→ DATA:
* * * * * * * * *

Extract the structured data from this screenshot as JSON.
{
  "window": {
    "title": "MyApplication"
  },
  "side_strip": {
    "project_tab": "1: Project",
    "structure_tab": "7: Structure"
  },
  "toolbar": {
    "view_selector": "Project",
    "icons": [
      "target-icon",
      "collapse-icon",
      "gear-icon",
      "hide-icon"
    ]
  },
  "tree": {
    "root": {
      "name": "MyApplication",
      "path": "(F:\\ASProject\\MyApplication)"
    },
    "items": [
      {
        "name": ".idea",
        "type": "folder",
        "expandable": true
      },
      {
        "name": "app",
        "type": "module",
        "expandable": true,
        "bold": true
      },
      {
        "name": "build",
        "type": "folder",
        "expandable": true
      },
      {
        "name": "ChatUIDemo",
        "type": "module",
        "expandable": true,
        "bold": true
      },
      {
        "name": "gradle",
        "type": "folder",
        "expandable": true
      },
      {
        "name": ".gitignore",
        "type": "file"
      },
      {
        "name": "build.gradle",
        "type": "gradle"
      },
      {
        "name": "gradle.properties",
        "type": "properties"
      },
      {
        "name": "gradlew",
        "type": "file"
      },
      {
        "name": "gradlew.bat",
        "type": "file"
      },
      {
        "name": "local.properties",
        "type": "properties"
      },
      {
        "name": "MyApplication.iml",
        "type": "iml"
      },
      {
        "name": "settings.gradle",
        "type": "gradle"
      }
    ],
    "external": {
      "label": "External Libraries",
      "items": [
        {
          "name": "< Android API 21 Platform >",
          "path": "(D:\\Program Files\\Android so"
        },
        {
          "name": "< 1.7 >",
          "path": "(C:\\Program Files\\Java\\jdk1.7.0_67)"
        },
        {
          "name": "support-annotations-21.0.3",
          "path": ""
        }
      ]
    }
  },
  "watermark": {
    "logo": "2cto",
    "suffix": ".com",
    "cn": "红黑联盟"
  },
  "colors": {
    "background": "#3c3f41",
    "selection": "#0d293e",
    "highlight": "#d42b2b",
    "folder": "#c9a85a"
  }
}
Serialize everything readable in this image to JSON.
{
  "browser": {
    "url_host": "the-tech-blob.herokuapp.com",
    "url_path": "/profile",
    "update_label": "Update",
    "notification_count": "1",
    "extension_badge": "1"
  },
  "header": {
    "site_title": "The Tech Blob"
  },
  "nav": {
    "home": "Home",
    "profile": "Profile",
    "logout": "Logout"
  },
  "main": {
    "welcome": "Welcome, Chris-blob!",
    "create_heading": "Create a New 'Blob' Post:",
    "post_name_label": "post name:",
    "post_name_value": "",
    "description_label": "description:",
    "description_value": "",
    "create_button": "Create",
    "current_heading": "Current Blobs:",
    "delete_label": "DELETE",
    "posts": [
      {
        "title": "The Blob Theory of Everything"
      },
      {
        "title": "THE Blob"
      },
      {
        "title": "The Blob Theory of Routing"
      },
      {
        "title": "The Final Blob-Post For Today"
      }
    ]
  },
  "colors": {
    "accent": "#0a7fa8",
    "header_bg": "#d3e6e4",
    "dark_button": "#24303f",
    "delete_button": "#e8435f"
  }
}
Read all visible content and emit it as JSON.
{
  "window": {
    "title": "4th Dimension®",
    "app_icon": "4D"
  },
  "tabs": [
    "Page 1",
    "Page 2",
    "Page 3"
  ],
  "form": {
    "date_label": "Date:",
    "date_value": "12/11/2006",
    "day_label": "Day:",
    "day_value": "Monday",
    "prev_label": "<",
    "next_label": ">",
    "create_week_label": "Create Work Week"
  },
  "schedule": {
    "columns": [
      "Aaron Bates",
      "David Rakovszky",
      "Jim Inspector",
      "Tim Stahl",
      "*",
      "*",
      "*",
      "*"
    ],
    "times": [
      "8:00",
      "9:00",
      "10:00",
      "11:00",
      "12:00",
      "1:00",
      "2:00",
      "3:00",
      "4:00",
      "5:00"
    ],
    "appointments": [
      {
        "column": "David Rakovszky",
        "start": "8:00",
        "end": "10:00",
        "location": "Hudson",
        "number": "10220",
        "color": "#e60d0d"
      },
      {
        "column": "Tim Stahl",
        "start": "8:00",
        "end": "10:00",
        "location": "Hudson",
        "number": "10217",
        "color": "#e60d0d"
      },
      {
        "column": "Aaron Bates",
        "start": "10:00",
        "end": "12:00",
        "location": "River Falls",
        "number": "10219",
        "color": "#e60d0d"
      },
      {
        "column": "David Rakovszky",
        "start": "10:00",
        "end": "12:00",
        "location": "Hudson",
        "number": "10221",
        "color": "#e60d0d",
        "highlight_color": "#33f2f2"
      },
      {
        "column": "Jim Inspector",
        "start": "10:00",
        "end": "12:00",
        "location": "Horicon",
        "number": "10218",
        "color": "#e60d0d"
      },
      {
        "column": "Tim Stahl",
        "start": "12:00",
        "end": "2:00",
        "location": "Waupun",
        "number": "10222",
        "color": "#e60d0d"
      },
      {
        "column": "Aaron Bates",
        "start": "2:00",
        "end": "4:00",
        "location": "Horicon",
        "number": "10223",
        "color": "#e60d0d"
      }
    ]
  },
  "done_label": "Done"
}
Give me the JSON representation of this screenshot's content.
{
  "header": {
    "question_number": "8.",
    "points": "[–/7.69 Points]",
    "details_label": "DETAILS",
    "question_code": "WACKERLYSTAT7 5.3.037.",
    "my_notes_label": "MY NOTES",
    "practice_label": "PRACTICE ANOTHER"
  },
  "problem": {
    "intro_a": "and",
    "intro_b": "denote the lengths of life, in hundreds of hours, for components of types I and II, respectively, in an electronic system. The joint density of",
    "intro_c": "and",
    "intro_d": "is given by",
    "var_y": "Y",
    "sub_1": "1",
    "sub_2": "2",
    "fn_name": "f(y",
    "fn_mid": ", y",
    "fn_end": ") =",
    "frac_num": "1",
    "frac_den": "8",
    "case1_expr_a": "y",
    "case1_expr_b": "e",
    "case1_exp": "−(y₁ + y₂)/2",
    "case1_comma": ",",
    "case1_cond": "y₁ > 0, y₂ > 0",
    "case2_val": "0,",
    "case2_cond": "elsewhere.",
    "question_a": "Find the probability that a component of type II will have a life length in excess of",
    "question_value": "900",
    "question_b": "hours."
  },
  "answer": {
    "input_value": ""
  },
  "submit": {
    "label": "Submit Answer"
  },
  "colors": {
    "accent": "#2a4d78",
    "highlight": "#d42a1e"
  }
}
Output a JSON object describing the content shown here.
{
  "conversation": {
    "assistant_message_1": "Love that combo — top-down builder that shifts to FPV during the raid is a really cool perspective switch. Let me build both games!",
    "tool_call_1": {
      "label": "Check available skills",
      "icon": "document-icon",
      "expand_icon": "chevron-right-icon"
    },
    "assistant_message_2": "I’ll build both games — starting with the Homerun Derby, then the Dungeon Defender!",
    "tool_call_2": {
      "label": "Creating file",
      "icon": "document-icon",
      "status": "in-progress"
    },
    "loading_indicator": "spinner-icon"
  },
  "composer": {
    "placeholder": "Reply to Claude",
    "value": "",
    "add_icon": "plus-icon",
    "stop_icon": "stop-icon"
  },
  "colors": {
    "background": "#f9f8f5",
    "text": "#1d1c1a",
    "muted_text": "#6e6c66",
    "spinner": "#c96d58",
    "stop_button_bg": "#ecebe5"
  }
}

* * * * * * * * *

→ EXERCISE BRIEF:
From the entries above, list each line with "Create" in it.

→ SOLVED PROBLEM:
    "create_heading": "Create a New 'Blob' Post:",
    "create_button": "Create",
    "create_week_label": "Create Work Week"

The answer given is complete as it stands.